-- Given records --
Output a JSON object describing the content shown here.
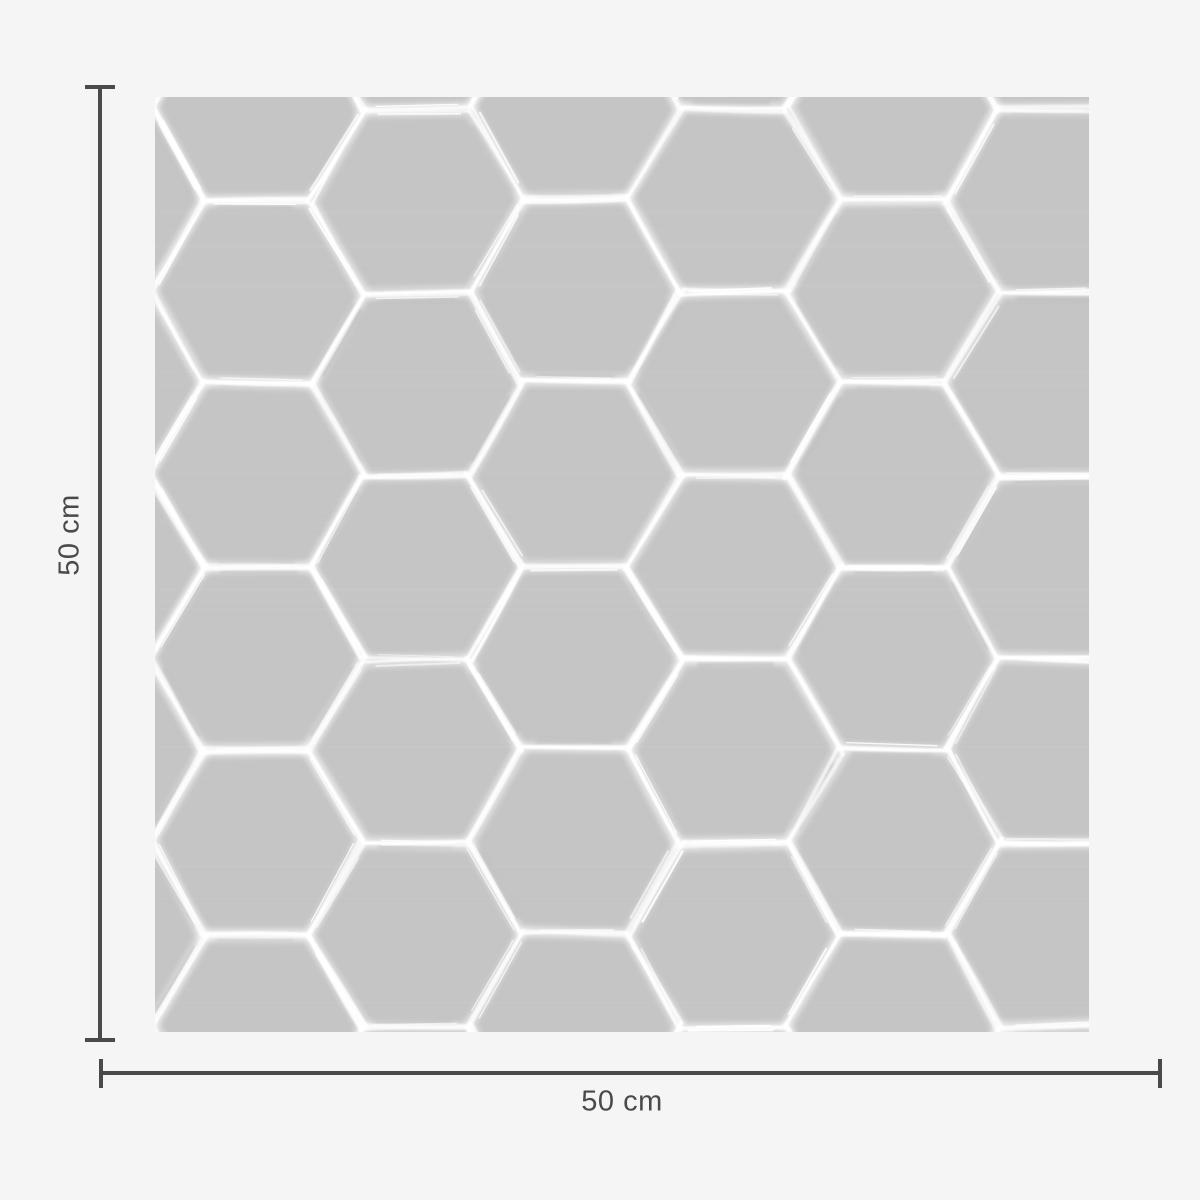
{
  "diagram": {
    "width_label": "50 cm",
    "height_label": "50 cm"
  },
  "swatch": {
    "pattern": "hexagon-tile",
    "tile_color": "#c5c5c5",
    "grout_color": "#ffffff",
    "shadow_color": "#a9a9a9"
  },
  "colors": {
    "background": "#f5f5f5",
    "dimension_line": "#4a4a4a",
    "label_text": "#4a4a4a"
  }
}
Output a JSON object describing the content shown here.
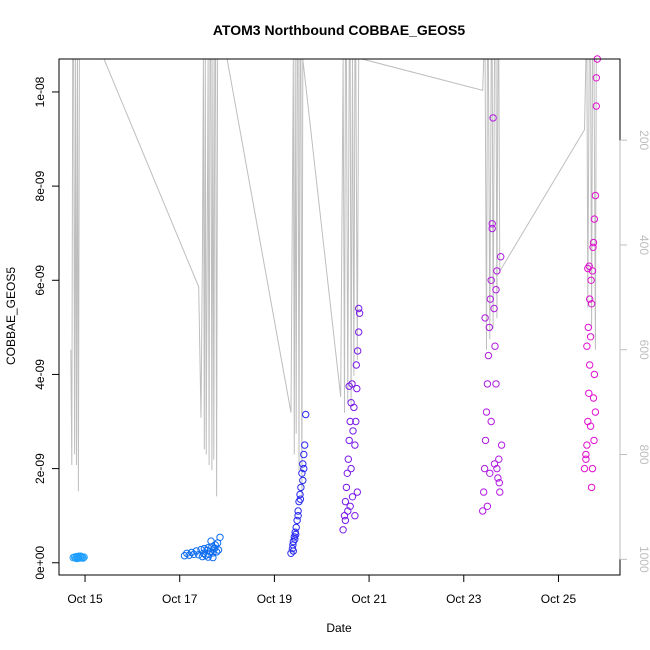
{
  "chart_data": {
    "type": "scatter",
    "title": "ATOM3 Northbound COBBAE_GEOS5",
    "xlabel": "Date",
    "ylabel": "COBBAE_GEOS5",
    "x_ticks": [
      {
        "day": 15,
        "label": "Oct 15"
      },
      {
        "day": 17,
        "label": "Oct 17"
      },
      {
        "day": 19,
        "label": "Oct 19"
      },
      {
        "day": 21,
        "label": "Oct 21"
      },
      {
        "day": 23,
        "label": "Oct 23"
      },
      {
        "day": 25,
        "label": "Oct 25"
      }
    ],
    "y_ticks": [
      {
        "value": 0,
        "label": "0e+00"
      },
      {
        "value": 2e-09,
        "label": "2e-09"
      },
      {
        "value": 4e-09,
        "label": "4e-09"
      },
      {
        "value": 6e-09,
        "label": "6e-09"
      },
      {
        "value": 8e-09,
        "label": "8e-09"
      },
      {
        "value": 1e-08,
        "label": "1e-08"
      }
    ],
    "y2_ticks": [
      {
        "value": 200,
        "label": "200"
      },
      {
        "value": 400,
        "label": "400"
      },
      {
        "value": 600,
        "label": "600"
      },
      {
        "value": 800,
        "label": "800"
      },
      {
        "value": 1000,
        "label": "1000"
      }
    ],
    "xlim": [
      14.45,
      26.3
    ],
    "ylim": [
      -2.6e-10,
      1.07e-08
    ],
    "y2lim": [
      1030,
      45
    ],
    "y2_reversed": true,
    "grid": false,
    "series": [
      {
        "color": "#1f9fff",
        "points": [
          [
            14.75,
            1.1e-10
          ],
          [
            14.78,
            1.2e-10
          ],
          [
            14.8,
            1e-10
          ],
          [
            14.82,
            1.3e-10
          ],
          [
            14.84,
            1.1e-10
          ],
          [
            14.86,
            1.2e-10
          ],
          [
            14.88,
            1e-10
          ],
          [
            14.9,
            1.3e-10
          ],
          [
            14.92,
            1.1e-10
          ],
          [
            14.94,
            1.2e-10
          ],
          [
            14.96,
            1e-10
          ],
          [
            14.98,
            1.2e-10
          ],
          [
            14.87,
            1.4e-10
          ],
          [
            14.83,
            9e-11
          ],
          [
            14.91,
            1.4e-10
          ]
        ]
      },
      {
        "color": "#0e6cf0",
        "points": [
          [
            17.1,
            1.5e-10
          ],
          [
            17.15,
            2e-10
          ],
          [
            17.2,
            1.6e-10
          ],
          [
            17.25,
            2.2e-10
          ],
          [
            17.3,
            1.8e-10
          ],
          [
            17.35,
            2.5e-10
          ],
          [
            17.4,
            1.7e-10
          ],
          [
            17.45,
            2.8e-10
          ],
          [
            17.5,
            2e-10
          ],
          [
            17.52,
            3e-10
          ],
          [
            17.55,
            1.6e-10
          ],
          [
            17.58,
            2.6e-10
          ],
          [
            17.6,
            3.2e-10
          ],
          [
            17.62,
            1.8e-10
          ],
          [
            17.65,
            2.4e-10
          ],
          [
            17.68,
            3.4e-10
          ],
          [
            17.7,
            2.1e-10
          ],
          [
            17.72,
            2.9e-10
          ],
          [
            17.75,
            3.8e-10
          ],
          [
            17.78,
            2.3e-10
          ],
          [
            17.8,
            4.2e-10
          ],
          [
            17.82,
            2.7e-10
          ],
          [
            17.85,
            5.4e-10
          ],
          [
            17.6,
            1.2e-10
          ],
          [
            17.7,
            1.1e-10
          ],
          [
            17.48,
            1.3e-10
          ],
          [
            17.66,
            4.6e-10
          ],
          [
            17.74,
            3.1e-10
          ]
        ]
      },
      {
        "color": "#2a2af0",
        "points": [
          [
            19.35,
            2e-10
          ],
          [
            19.38,
            3e-10
          ],
          [
            19.4,
            4.5e-10
          ],
          [
            19.42,
            5.5e-10
          ],
          [
            19.44,
            6.5e-10
          ],
          [
            19.46,
            7.5e-10
          ],
          [
            19.48,
            9e-10
          ],
          [
            19.5,
            1.1e-09
          ],
          [
            19.52,
            1.3e-09
          ],
          [
            19.54,
            1.45e-09
          ],
          [
            19.56,
            1.6e-09
          ],
          [
            19.58,
            1.9e-09
          ],
          [
            19.6,
            2.1e-09
          ],
          [
            19.62,
            2.3e-09
          ],
          [
            19.64,
            2.5e-09
          ],
          [
            19.66,
            3.15e-09
          ],
          [
            19.4,
            2.5e-10
          ],
          [
            19.45,
            6e-10
          ],
          [
            19.5,
            1e-09
          ],
          [
            19.55,
            1.35e-09
          ],
          [
            19.6,
            1.75e-09
          ],
          [
            19.62,
            2e-09
          ],
          [
            19.39,
            3.8e-10
          ],
          [
            19.43,
            5e-10
          ]
        ]
      },
      {
        "color": "#7a1ae8",
        "points": [
          [
            20.45,
            7e-10
          ],
          [
            20.48,
            1e-09
          ],
          [
            20.5,
            1.3e-09
          ],
          [
            20.52,
            1.6e-09
          ],
          [
            20.54,
            1.9e-09
          ],
          [
            20.56,
            2.2e-09
          ],
          [
            20.58,
            2.6e-09
          ],
          [
            20.6,
            3e-09
          ],
          [
            20.62,
            3.4e-09
          ],
          [
            20.64,
            3.8e-09
          ],
          [
            20.5,
            9e-10
          ],
          [
            20.55,
            1.1e-09
          ],
          [
            20.6,
            1.2e-09
          ],
          [
            20.65,
            1.4e-09
          ],
          [
            20.7,
            2.5e-09
          ],
          [
            20.72,
            3e-09
          ],
          [
            20.74,
            3.7e-09
          ],
          [
            20.76,
            4.5e-09
          ],
          [
            20.78,
            4.9e-09
          ],
          [
            20.8,
            5.3e-09
          ],
          [
            20.78,
            5.4e-09
          ],
          [
            20.7,
            1e-09
          ],
          [
            20.75,
            1.5e-09
          ],
          [
            20.58,
            3.75e-09
          ],
          [
            20.62,
            2e-09
          ],
          [
            20.66,
            2.8e-09
          ],
          [
            20.68,
            3.3e-09
          ],
          [
            20.73,
            4.2e-09
          ]
        ]
      },
      {
        "color": "#b01ae0",
        "points": [
          [
            23.4,
            1.1e-09
          ],
          [
            23.42,
            1.5e-09
          ],
          [
            23.44,
            2e-09
          ],
          [
            23.46,
            2.6e-09
          ],
          [
            23.48,
            3.2e-09
          ],
          [
            23.5,
            3.8e-09
          ],
          [
            23.52,
            4.4e-09
          ],
          [
            23.54,
            5e-09
          ],
          [
            23.56,
            5.6e-09
          ],
          [
            23.58,
            6e-09
          ],
          [
            23.6,
            7.2e-09
          ],
          [
            23.62,
            9.45e-09
          ],
          [
            23.64,
            5.4e-09
          ],
          [
            23.66,
            4.6e-09
          ],
          [
            23.68,
            3.8e-09
          ],
          [
            23.7,
            2e-09
          ],
          [
            23.72,
            1.8e-09
          ],
          [
            23.74,
            2.2e-09
          ],
          [
            23.76,
            1.5e-09
          ],
          [
            23.78,
            6.5e-09
          ],
          [
            23.8,
            2.5e-09
          ],
          [
            23.5,
            1.2e-09
          ],
          [
            23.55,
            1.9e-09
          ],
          [
            23.6,
            7.1e-09
          ],
          [
            23.65,
            2.1e-09
          ],
          [
            23.7,
            6.2e-09
          ],
          [
            23.75,
            1.7e-09
          ],
          [
            23.45,
            5.2e-09
          ],
          [
            23.58,
            3e-09
          ],
          [
            23.68,
            5.8e-09
          ]
        ]
      },
      {
        "color": "#e010d0",
        "points": [
          [
            25.55,
            2e-09
          ],
          [
            25.58,
            2.3e-09
          ],
          [
            25.6,
            2.5e-09
          ],
          [
            25.62,
            3e-09
          ],
          [
            25.64,
            3.6e-09
          ],
          [
            25.66,
            4.2e-09
          ],
          [
            25.68,
            4.8e-09
          ],
          [
            25.7,
            5.5e-09
          ],
          [
            25.72,
            6.2e-09
          ],
          [
            25.74,
            6.8e-09
          ],
          [
            25.76,
            7.3e-09
          ],
          [
            25.78,
            7.8e-09
          ],
          [
            25.8,
            1.03e-08
          ],
          [
            25.82,
            1.08e-08
          ],
          [
            25.65,
            6.3e-09
          ],
          [
            25.7,
            1.6e-09
          ],
          [
            25.72,
            2e-09
          ],
          [
            25.75,
            2.6e-09
          ],
          [
            25.78,
            3.2e-09
          ],
          [
            25.6,
            4.6e-09
          ],
          [
            25.63,
            5e-09
          ],
          [
            25.66,
            5.6e-09
          ],
          [
            25.69,
            6e-09
          ],
          [
            25.73,
            6.7e-09
          ],
          [
            25.76,
            4e-09
          ],
          [
            25.8,
            9.7e-09
          ],
          [
            25.58,
            2.2e-09
          ],
          [
            25.62,
            6.25e-09
          ],
          [
            25.68,
            2.9e-09
          ],
          [
            25.74,
            3.5e-09
          ]
        ]
      }
    ],
    "pressure_line": {
      "color": "#bebebe",
      "points": [
        [
          14.7,
          600
        ],
        [
          14.72,
          820
        ],
        [
          14.74,
          45
        ],
        [
          14.76,
          45
        ],
        [
          14.78,
          800
        ],
        [
          14.8,
          45
        ],
        [
          14.82,
          820
        ],
        [
          14.84,
          45
        ],
        [
          14.86,
          870
        ],
        [
          14.88,
          45
        ],
        [
          14.9,
          45
        ],
        [
          15.4,
          45
        ],
        [
          17.4,
          480
        ],
        [
          17.45,
          730
        ],
        [
          17.48,
          420
        ],
        [
          17.5,
          45
        ],
        [
          17.52,
          790
        ],
        [
          17.54,
          45
        ],
        [
          17.56,
          800
        ],
        [
          17.6,
          45
        ],
        [
          17.62,
          820
        ],
        [
          17.64,
          45
        ],
        [
          17.66,
          45
        ],
        [
          17.68,
          830
        ],
        [
          17.7,
          45
        ],
        [
          17.72,
          810
        ],
        [
          17.74,
          45
        ],
        [
          17.76,
          45
        ],
        [
          17.78,
          880
        ],
        [
          17.8,
          45
        ],
        [
          18.0,
          45
        ],
        [
          19.35,
          720
        ],
        [
          19.4,
          45
        ],
        [
          19.42,
          800
        ],
        [
          19.44,
          45
        ],
        [
          19.46,
          760
        ],
        [
          19.48,
          45
        ],
        [
          19.5,
          45
        ],
        [
          19.52,
          830
        ],
        [
          19.54,
          45
        ],
        [
          19.56,
          45
        ],
        [
          19.58,
          880
        ],
        [
          19.6,
          45
        ],
        [
          20.4,
          690
        ],
        [
          20.45,
          45
        ],
        [
          20.48,
          720
        ],
        [
          20.5,
          45
        ],
        [
          20.52,
          45
        ],
        [
          20.55,
          700
        ],
        [
          20.58,
          45
        ],
        [
          20.6,
          45
        ],
        [
          20.62,
          710
        ],
        [
          20.65,
          45
        ],
        [
          20.68,
          650
        ],
        [
          20.7,
          45
        ],
        [
          20.72,
          45
        ],
        [
          20.75,
          620
        ],
        [
          20.78,
          45
        ],
        [
          20.8,
          45
        ],
        [
          20.85,
          45
        ],
        [
          23.4,
          105
        ],
        [
          23.42,
          45
        ],
        [
          23.45,
          45
        ],
        [
          23.48,
          600
        ],
        [
          23.5,
          45
        ],
        [
          23.52,
          45
        ],
        [
          23.55,
          580
        ],
        [
          23.58,
          45
        ],
        [
          23.6,
          45
        ],
        [
          23.62,
          560
        ],
        [
          23.65,
          45
        ],
        [
          23.68,
          45
        ],
        [
          23.7,
          540
        ],
        [
          23.72,
          45
        ],
        [
          23.74,
          45
        ],
        [
          23.76,
          450
        ],
        [
          25.55,
          180
        ],
        [
          25.58,
          45
        ],
        [
          25.6,
          45
        ],
        [
          25.62,
          520
        ],
        [
          25.65,
          45
        ],
        [
          25.68,
          45
        ],
        [
          25.7,
          560
        ],
        [
          25.72,
          45
        ],
        [
          25.75,
          45
        ],
        [
          25.78,
          600
        ],
        [
          25.8,
          45
        ],
        [
          25.82,
          45
        ],
        [
          25.84,
          45
        ]
      ]
    }
  }
}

-- Objective --
Gather every line from the entries above where the word "value" appears, and copy them.

-- The result --
        "value": 0,
        "value": 2e-09,
        "value": 4e-09,
        "value": 6e-09,
        "value": 8e-09,
        "value": 1e-08,
        "value": 200,
        "value": 400,
        "value": 600,
        "value": 800,
        "value": 1000,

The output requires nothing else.